### [Given data]
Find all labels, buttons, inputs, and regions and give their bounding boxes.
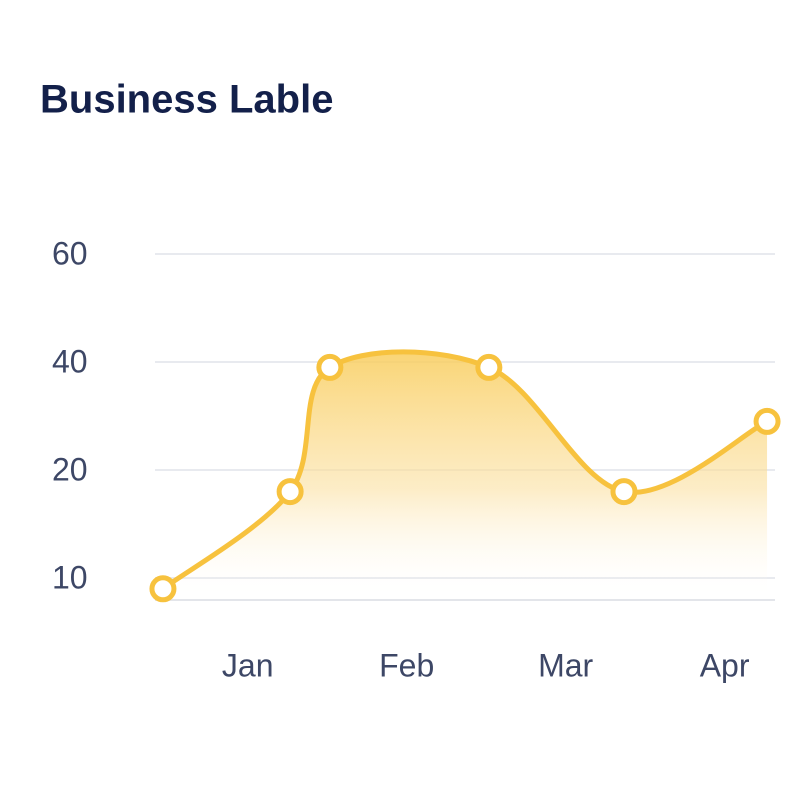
point xyxy=(475,353,503,381)
point xyxy=(276,478,304,506)
x-tick-label: Jan xyxy=(222,647,274,683)
y-tick-label: 40 xyxy=(52,343,88,379)
area xyxy=(162,351,768,600)
chart-title: Business Lable xyxy=(40,78,333,122)
point xyxy=(753,407,781,435)
y-tick-label: 20 xyxy=(52,451,88,487)
y-tick-label: 60 xyxy=(52,235,88,271)
point xyxy=(610,478,638,506)
x-tick-label: Mar xyxy=(538,647,593,683)
point xyxy=(316,353,344,381)
x-tick-label: Apr xyxy=(700,647,750,683)
y-tick-label: 10 xyxy=(52,559,88,595)
point xyxy=(149,575,177,603)
x-tick-label: Feb xyxy=(379,647,434,683)
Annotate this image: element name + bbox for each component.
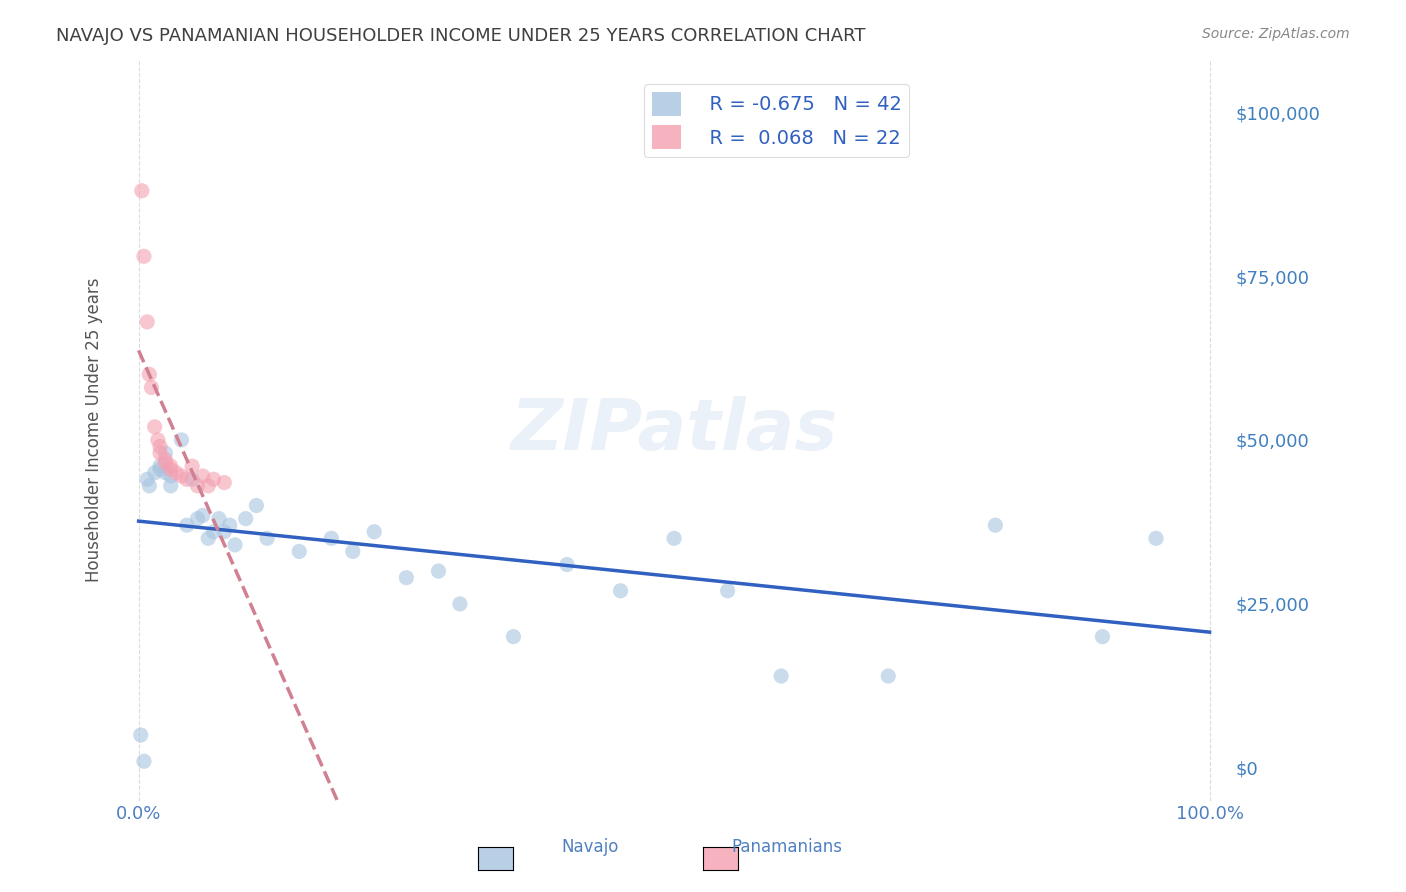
Point (717, 583, 740, 598)
Point (214, 524, 236, 539)
Point (132, 249, 155, 263)
Point (662, 531, 685, 545)
Point (143, 420, 166, 434)
Point (609, 583, 631, 598)
Point (149, 462, 172, 476)
Point (155, 466, 177, 480)
Text: Navajo: Navajo (562, 838, 619, 856)
Point (363, 524, 385, 539)
Point (427, 564, 450, 578)
Point (170, 433, 193, 447)
Point (984, 518, 1007, 533)
Point (181, 459, 204, 474)
Point (256, 531, 278, 545)
Point (136, 472, 159, 486)
Point (141, 380, 163, 394)
Point (235, 511, 257, 525)
Point (1144, 531, 1167, 545)
Point (186, 511, 208, 525)
Point (149, 440, 172, 454)
Point (245, 499, 267, 513)
Point (159, 469, 181, 483)
Point (146, 433, 169, 447)
Point (288, 544, 311, 558)
Point (197, 479, 219, 493)
Y-axis label: Householder Income Under 25 years: Householder Income Under 25 years (86, 278, 103, 582)
Point (159, 462, 181, 476)
Point (129, 728, 152, 742)
Point (191, 508, 214, 523)
Point (131, 184, 153, 198)
Point (149, 446, 172, 460)
Point (208, 511, 231, 525)
Point (159, 479, 181, 493)
Text: ZIPatlas: ZIPatlas (510, 396, 838, 465)
Point (136, 315, 159, 329)
Point (143, 466, 166, 480)
Point (138, 479, 160, 493)
Point (149, 459, 172, 474)
Point (155, 452, 177, 467)
Point (181, 472, 204, 486)
Point (449, 597, 471, 611)
Point (138, 368, 160, 382)
Legend:   R = -0.675   N = 42,   R =  0.068   N = 22: R = -0.675 N = 42, R = 0.068 N = 22 (644, 84, 910, 157)
Point (218, 518, 240, 533)
Point (770, 669, 793, 683)
Point (502, 630, 524, 644)
Point (165, 466, 187, 480)
Point (877, 669, 900, 683)
Point (176, 518, 198, 533)
Point (202, 524, 225, 539)
Point (214, 475, 236, 490)
Point (342, 544, 364, 558)
Text: Source: ZipAtlas.com: Source: ZipAtlas.com (1202, 27, 1350, 41)
Point (159, 459, 181, 474)
Point (197, 531, 219, 545)
Point (132, 754, 155, 768)
Point (155, 446, 177, 460)
Text: NAVAJO VS PANAMANIAN HOUSEHOLDER INCOME UNDER 25 YEARS CORRELATION CHART: NAVAJO VS PANAMANIAN HOUSEHOLDER INCOME … (56, 27, 866, 45)
Point (191, 469, 214, 483)
Point (176, 472, 198, 486)
Point (155, 456, 177, 470)
Point (1091, 630, 1114, 644)
Point (555, 558, 578, 572)
Point (395, 571, 418, 585)
Text: Panamanians: Panamanians (733, 838, 842, 856)
Point (202, 472, 225, 486)
Point (186, 479, 208, 493)
Point (224, 538, 246, 552)
Point (321, 531, 343, 545)
Point (170, 469, 193, 483)
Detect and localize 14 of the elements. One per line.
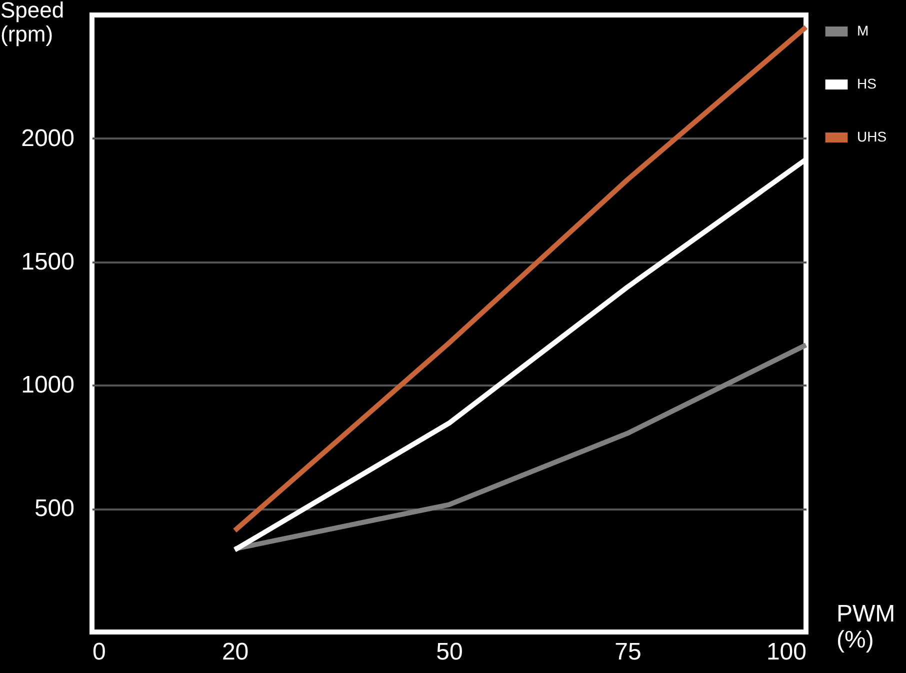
x-axis-title: PWM (%) <box>836 600 896 654</box>
legend-label: M <box>857 22 869 38</box>
y-tick-label: 2000 <box>21 124 74 152</box>
x-tick-label: 50 <box>436 638 463 666</box>
x-tick-label: 100 <box>766 638 806 666</box>
y-tick-label: 500 <box>34 495 74 522</box>
x-tick-label: 75 <box>614 638 642 666</box>
legend-label: UHS <box>857 128 887 144</box>
y-tick-label: 1500 <box>21 248 74 276</box>
y-tick-label: 1000 <box>21 372 74 399</box>
x-tick-label: 0 <box>92 638 106 666</box>
legend-label: HS <box>857 76 876 92</box>
x-tick-label: 20 <box>222 638 249 666</box>
y-axis-title: Speed (rpm) <box>0 0 64 46</box>
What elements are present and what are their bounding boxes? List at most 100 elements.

### [Aim]
Put the lines of the listing above into a JSON list of strings, one string per line, starting at the line that contains "point xyxy=(475,353,503,381)" and ending at the line that contains "point xyxy=(610,478,638,506)", with both of those lines included and blank lines left out.

### [Reply]
[
  "point xyxy=(475,353,503,381)",
  "point xyxy=(276,478,304,506)",
  "x-tick-label: Jan xyxy=(222,647,274,683)",
  "y-tick-label: 40 xyxy=(52,343,88,379)",
  "area xyxy=(162,351,768,600)",
  "chart-title: Business Lable xyxy=(40,78,333,122)",
  "point xyxy=(753,407,781,435)",
  "y-tick-label: 20 xyxy=(52,451,88,487)",
  "y-tick-label: 60 xyxy=(52,235,88,271)",
  "point xyxy=(610,478,638,506)"
]